WORK TO COMPLETE
Your task is to output the listing word for word, with pictures excluded.

Raw records

────────────────

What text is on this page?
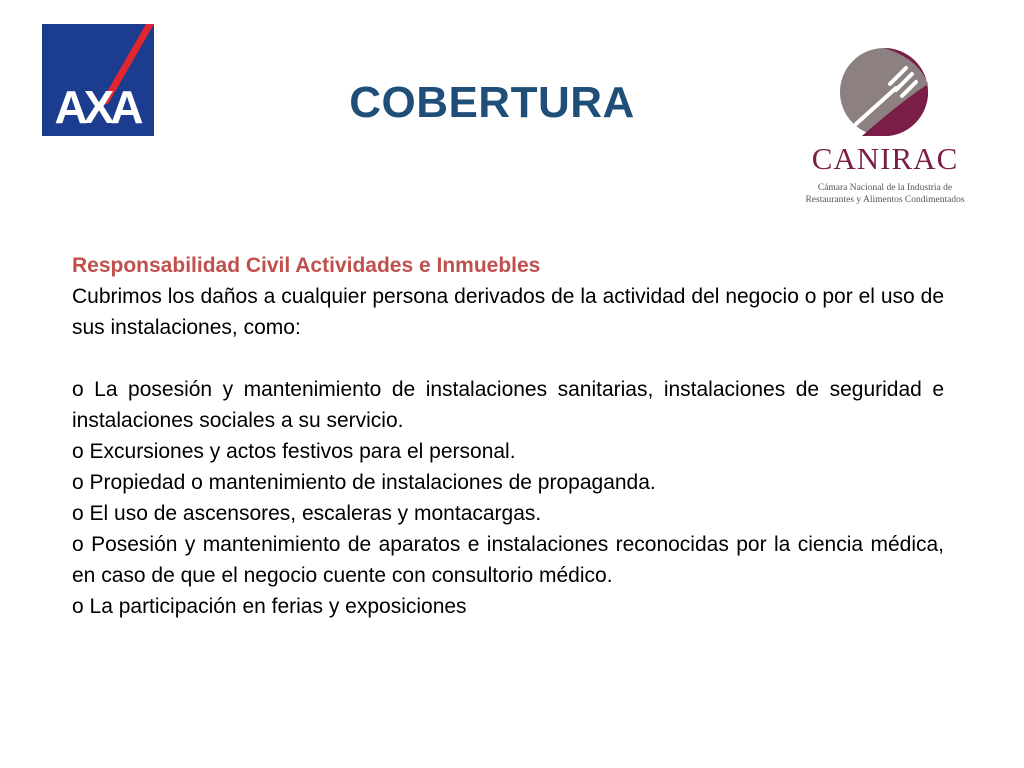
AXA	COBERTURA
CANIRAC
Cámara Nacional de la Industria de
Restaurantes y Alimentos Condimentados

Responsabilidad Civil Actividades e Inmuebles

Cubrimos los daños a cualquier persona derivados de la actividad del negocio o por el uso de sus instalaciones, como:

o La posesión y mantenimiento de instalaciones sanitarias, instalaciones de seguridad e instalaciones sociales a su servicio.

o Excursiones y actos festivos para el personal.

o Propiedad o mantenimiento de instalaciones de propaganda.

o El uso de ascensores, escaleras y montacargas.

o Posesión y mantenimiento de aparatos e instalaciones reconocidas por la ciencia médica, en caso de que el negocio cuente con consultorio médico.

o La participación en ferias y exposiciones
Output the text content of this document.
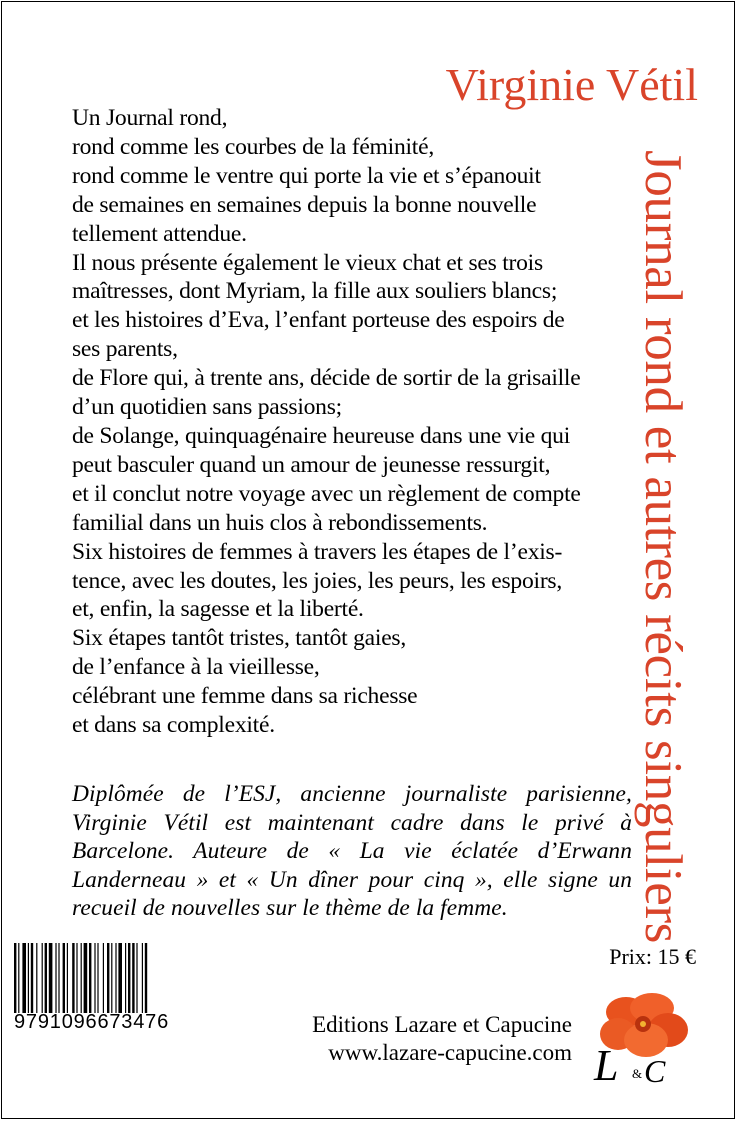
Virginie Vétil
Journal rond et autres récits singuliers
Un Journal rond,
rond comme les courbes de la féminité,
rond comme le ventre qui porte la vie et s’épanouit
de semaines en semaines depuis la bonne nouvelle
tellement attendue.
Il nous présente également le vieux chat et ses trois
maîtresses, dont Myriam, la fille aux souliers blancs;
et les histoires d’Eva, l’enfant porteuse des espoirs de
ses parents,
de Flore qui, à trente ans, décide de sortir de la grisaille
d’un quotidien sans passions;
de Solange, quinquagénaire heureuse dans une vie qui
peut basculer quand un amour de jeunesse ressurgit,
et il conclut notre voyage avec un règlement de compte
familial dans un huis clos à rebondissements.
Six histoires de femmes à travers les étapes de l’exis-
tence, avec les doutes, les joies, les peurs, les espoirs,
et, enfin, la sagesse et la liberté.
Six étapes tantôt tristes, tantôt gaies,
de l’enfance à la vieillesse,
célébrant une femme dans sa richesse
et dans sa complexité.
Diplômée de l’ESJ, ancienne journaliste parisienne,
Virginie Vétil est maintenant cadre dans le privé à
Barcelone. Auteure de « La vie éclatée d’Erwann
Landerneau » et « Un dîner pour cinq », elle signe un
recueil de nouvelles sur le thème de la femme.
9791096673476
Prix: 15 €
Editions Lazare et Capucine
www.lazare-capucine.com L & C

────────────────

RESPONSE BELOW
What text is on this page?
AXA	COBERTURA
CANIRAC
Cámara Nacional de la Industria de
Restaurantes y Alimentos Condimentados

Responsabilidad Civil Actividades e Inmuebles

Cubrimos los daños a cualquier persona derivados de la actividad del negocio o por el uso de sus instalaciones, como:

o La posesión y mantenimiento de instalaciones sanitarias, instalaciones de seguridad e instalaciones sociales a su servicio.

o Excursiones y actos festivos para el personal.

o Propiedad o mantenimiento de instalaciones de propaganda.

o El uso de ascensores, escaleras y montacargas.

o Posesión y mantenimiento de aparatos e instalaciones reconocidas por la ciencia médica, en caso de que el negocio cuente con consultorio médico.

o La participación en ferias y exposiciones
Output the text content of this document.
Virginie Vétil
Journal rond et autres récits singuliers
Un Journal rond,
rond comme les courbes de la féminité,
rond comme le ventre qui porte la vie et s’épanouit
de semaines en semaines depuis la bonne nouvelle
tellement attendue.
Il nous présente également le vieux chat et ses trois
maîtresses, dont Myriam, la fille aux souliers blancs;
et les histoires d’Eva, l’enfant porteuse des espoirs de
ses parents,
de Flore qui, à trente ans, décide de sortir de la grisaille
d’un quotidien sans passions;
de Solange, quinquagénaire heureuse dans une vie qui
peut basculer quand un amour de jeunesse ressurgit,
et il conclut notre voyage avec un règlement de compte
familial dans un huis clos à rebondissements.
Six histoires de femmes à travers les étapes de l’exis-
tence, avec les doutes, les joies, les peurs, les espoirs,
et, enfin, la sagesse et la liberté.
Six étapes tantôt tristes, tantôt gaies,
de l’enfance à la vieillesse,
célébrant une femme dans sa richesse
et dans sa complexité.
Diplômée de l’ESJ, ancienne journaliste parisienne,
Virginie Vétil est maintenant cadre dans le privé à
Barcelone. Auteure de « La vie éclatée d’Erwann
Landerneau » et « Un dîner pour cinq », elle signe un
recueil de nouvelles sur le thème de la femme.
9791096673476
Prix: 15 €
Editions Lazare et Capucine
www.lazare-capucine.com L & C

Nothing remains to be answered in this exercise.